YOUR TASK
Reproduce all of the data word for word.

MATERIAL FOR THIS TASK
## start

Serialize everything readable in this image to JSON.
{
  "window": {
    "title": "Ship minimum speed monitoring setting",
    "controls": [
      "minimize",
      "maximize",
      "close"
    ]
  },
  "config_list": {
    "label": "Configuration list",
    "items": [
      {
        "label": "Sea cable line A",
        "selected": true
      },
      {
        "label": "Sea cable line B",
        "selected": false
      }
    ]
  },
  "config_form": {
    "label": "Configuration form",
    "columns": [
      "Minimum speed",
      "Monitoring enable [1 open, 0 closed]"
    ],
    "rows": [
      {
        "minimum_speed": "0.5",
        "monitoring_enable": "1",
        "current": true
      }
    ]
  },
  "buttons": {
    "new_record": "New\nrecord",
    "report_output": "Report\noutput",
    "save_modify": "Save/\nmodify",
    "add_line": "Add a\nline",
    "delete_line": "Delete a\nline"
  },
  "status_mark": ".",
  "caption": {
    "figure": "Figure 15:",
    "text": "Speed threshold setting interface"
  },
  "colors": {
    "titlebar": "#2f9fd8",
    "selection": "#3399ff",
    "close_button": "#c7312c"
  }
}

## end

COMPLETE RESPONSE
Serialize everything readable in this image to JSON.
{
  "window": {
    "title": "Ship minimum speed monitoring setting",
    "controls": [
      "minimize",
      "maximize",
      "close"
    ]
  },
  "config_list": {
    "label": "Configuration list",
    "items": [
      {
        "label": "Sea cable line A",
        "selected": true
      },
      {
        "label": "Sea cable line B",
        "selected": false
      }
    ]
  },
  "config_form": {
    "label": "Configuration form",
    "columns": [
      "Minimum speed",
      "Monitoring enable [1 open, 0 closed]"
    ],
    "rows": [
      {
        "minimum_speed": "0.5",
        "monitoring_enable": "1",
        "current": true
      }
    ]
  },
  "buttons": {
    "new_record": "New\nrecord",
    "report_output": "Report\noutput",
    "save_modify": "Save/\nmodify",
    "add_line": "Add a\nline",
    "delete_line": "Delete a\nline"
  },
  "status_mark": ".",
  "caption": {
    "figure": "Figure 15:",
    "text": "Speed threshold setting interface"
  },
  "colors": {
    "titlebar": "#2f9fd8",
    "selection": "#3399ff",
    "close_button": "#c7312c"
  }
}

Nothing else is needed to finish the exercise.